STATED TASK
State only the number of lines that include "theoretical".
○ ○ ○ ○ ○
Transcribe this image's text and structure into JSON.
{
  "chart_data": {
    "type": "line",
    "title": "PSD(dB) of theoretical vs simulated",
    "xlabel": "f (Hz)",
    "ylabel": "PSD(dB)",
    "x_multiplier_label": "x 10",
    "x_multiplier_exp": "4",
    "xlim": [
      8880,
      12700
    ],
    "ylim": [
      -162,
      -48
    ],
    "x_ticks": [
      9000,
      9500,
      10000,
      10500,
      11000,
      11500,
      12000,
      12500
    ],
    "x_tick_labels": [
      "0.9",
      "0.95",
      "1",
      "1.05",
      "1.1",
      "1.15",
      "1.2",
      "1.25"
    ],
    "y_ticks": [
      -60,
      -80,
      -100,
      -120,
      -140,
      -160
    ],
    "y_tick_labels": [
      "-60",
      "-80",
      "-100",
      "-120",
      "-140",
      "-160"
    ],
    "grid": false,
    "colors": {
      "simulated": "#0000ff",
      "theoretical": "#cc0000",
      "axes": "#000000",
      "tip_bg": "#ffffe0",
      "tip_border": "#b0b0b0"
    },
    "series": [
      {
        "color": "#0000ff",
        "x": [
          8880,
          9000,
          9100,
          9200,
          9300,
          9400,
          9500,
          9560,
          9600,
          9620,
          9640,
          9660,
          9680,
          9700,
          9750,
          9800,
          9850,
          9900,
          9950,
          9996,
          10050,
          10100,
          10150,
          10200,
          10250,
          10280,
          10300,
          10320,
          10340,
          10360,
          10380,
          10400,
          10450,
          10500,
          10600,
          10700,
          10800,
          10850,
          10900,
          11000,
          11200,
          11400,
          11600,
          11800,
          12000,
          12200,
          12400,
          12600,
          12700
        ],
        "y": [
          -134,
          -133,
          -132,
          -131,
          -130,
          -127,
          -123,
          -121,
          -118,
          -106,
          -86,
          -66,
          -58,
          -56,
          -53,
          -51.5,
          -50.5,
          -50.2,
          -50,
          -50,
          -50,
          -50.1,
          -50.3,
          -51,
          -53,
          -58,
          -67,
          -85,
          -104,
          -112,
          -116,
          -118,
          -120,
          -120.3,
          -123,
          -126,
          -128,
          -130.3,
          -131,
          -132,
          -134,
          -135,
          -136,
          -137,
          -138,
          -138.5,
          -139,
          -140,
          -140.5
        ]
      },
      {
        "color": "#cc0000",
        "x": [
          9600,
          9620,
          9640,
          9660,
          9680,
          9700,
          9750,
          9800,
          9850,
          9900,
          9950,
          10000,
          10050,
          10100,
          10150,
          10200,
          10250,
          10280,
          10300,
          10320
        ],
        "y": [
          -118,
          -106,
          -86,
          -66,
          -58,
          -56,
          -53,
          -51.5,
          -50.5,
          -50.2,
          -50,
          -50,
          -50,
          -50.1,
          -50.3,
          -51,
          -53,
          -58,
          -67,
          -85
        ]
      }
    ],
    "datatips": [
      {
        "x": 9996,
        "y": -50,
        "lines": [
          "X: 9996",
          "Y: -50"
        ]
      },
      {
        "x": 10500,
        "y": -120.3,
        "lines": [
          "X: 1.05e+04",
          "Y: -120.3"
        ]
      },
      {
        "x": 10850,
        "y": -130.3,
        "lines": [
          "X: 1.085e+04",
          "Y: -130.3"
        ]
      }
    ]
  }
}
○ ○ ○ ○ ○
RESULT FOR THIS TASK
2